## Source records
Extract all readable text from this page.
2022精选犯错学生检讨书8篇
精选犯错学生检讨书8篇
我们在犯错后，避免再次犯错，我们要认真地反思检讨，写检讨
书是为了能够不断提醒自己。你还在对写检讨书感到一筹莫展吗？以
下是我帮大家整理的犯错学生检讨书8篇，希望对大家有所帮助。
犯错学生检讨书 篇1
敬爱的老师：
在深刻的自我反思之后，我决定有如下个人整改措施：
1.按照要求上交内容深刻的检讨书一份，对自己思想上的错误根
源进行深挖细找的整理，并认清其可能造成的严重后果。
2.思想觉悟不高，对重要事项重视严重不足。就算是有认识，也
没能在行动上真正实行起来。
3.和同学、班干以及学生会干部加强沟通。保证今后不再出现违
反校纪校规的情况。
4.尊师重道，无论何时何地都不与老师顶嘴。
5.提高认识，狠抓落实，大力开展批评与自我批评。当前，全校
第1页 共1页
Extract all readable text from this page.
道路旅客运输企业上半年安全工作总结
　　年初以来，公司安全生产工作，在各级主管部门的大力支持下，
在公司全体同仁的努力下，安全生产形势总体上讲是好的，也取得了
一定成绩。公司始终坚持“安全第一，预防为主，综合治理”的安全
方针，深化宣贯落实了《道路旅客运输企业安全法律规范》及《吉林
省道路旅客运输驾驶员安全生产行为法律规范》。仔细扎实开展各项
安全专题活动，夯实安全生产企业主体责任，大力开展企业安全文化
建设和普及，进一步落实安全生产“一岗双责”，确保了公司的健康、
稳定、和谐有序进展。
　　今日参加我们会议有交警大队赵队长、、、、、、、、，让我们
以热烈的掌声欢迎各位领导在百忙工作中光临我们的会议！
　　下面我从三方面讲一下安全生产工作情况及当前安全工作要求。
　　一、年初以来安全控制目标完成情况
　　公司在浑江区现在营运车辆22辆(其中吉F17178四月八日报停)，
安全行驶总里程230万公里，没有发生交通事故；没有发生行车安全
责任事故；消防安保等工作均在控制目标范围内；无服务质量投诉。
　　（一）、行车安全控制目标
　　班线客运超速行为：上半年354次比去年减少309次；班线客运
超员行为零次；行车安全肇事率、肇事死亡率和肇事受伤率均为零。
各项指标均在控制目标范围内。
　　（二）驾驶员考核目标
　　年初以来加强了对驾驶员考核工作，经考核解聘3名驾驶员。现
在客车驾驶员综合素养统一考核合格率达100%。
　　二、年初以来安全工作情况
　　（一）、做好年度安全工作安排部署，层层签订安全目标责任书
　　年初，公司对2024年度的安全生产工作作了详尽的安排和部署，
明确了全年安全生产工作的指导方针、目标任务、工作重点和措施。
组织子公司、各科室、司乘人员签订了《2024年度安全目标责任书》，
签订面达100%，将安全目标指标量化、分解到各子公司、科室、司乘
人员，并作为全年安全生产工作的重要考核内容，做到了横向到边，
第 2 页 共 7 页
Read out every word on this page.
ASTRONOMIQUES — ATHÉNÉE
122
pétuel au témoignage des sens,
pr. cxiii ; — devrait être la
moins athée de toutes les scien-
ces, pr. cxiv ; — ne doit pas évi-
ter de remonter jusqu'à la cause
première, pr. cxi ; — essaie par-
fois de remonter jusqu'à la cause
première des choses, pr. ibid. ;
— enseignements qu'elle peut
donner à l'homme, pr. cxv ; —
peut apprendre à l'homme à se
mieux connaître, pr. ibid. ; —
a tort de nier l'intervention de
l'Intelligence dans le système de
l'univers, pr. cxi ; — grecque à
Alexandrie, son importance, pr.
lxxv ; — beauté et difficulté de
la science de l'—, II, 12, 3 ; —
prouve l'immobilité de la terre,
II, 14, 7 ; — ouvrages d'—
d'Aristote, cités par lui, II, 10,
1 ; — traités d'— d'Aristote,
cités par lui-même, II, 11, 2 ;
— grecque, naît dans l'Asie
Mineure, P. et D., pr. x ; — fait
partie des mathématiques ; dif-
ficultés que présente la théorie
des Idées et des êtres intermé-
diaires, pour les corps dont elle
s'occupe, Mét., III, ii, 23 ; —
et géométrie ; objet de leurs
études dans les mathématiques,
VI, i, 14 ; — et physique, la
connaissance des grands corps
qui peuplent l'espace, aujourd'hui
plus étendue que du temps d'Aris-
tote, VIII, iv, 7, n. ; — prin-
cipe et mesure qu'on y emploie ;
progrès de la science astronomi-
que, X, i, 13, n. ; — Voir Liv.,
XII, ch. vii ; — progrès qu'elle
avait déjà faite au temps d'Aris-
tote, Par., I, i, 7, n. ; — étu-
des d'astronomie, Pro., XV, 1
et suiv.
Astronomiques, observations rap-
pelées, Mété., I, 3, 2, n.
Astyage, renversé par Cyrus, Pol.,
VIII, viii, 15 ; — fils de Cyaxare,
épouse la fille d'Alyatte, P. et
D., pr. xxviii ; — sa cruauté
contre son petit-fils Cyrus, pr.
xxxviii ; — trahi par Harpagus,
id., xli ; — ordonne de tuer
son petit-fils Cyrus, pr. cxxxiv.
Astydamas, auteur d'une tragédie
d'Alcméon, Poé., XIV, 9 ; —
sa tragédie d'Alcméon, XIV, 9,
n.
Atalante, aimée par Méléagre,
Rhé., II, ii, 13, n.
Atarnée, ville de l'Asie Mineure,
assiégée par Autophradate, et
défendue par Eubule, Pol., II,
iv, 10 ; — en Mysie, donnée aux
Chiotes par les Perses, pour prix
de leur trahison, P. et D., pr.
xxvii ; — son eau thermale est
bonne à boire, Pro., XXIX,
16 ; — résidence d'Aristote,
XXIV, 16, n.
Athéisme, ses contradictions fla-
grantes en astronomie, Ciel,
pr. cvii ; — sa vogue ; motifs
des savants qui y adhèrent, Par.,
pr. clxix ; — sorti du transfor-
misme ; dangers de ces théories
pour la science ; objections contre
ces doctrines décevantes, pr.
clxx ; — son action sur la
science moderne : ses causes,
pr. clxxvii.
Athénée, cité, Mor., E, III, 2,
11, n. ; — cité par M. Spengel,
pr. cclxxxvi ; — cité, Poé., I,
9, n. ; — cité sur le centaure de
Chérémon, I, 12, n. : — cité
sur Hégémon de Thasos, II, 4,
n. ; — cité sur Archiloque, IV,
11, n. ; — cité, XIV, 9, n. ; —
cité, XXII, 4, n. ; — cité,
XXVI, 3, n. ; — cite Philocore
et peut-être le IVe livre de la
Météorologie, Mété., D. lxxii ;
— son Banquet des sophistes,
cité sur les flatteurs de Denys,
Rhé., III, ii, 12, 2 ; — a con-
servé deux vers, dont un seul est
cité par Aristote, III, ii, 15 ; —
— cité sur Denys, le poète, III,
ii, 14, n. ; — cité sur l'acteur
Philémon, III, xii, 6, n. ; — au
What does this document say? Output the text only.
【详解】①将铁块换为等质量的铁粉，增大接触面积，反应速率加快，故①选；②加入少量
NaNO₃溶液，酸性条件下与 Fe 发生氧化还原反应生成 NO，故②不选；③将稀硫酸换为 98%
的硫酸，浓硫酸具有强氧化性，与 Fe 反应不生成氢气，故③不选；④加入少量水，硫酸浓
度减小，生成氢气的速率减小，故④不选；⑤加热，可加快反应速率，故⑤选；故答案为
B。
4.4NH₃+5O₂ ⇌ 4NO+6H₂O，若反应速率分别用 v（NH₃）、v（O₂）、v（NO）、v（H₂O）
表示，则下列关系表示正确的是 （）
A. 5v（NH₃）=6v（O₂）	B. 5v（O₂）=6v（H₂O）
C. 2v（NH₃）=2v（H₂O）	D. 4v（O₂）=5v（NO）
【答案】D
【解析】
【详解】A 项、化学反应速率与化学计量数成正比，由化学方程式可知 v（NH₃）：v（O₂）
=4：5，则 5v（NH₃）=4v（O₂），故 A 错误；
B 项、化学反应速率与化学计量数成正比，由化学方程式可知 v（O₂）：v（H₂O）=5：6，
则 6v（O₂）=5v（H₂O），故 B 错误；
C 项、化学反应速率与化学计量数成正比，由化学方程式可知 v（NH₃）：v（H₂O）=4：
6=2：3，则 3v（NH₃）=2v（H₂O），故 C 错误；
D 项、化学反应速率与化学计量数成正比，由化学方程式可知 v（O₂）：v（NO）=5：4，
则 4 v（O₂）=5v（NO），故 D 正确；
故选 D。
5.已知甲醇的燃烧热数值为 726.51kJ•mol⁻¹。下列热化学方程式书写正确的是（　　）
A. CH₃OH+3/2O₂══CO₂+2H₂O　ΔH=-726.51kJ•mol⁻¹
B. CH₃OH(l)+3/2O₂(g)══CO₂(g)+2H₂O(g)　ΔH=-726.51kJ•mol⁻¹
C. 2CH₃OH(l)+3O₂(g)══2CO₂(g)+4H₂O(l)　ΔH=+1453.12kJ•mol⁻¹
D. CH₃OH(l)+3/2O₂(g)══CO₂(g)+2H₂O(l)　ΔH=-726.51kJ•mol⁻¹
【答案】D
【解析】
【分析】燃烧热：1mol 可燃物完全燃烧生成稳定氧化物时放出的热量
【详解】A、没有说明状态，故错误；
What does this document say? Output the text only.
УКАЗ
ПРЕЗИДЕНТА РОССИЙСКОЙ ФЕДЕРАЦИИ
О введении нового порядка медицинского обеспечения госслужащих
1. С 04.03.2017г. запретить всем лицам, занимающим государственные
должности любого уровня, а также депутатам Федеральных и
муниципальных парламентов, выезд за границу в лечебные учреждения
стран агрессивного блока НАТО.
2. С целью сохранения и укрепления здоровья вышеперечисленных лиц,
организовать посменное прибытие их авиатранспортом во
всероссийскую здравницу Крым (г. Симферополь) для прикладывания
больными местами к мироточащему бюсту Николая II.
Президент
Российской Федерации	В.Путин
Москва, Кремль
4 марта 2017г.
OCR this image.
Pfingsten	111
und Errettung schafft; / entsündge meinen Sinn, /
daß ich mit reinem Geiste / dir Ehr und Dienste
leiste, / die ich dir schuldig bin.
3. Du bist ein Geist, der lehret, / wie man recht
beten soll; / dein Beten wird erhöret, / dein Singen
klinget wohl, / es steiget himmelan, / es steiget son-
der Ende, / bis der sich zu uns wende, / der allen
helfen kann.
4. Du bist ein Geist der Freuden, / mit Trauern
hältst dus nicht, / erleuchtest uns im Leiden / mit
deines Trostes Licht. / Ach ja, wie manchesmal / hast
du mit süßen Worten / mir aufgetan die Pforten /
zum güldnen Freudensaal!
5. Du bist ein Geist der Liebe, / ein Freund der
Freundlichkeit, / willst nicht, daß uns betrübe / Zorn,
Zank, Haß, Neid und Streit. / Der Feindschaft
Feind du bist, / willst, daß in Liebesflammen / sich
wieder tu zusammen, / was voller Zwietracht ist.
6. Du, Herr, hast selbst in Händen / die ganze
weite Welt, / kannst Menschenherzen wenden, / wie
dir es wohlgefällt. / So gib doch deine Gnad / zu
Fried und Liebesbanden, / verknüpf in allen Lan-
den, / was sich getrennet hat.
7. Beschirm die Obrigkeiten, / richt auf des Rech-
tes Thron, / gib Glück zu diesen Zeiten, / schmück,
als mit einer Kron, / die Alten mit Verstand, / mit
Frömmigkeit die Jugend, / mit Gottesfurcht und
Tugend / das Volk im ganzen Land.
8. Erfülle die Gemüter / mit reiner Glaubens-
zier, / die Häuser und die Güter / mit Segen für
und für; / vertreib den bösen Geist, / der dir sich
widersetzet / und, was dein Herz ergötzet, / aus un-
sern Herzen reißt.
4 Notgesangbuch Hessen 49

## Exercise goal
Pick out the lines containing the word "Aristote" and show them.

## Written reply
d'Aristote, cités par lui, II, 10,
1 ; — traités d'— d'Aristote,
16 ; — résidence d'Aristote,
cité par Aristote, III, ii, 15 ; —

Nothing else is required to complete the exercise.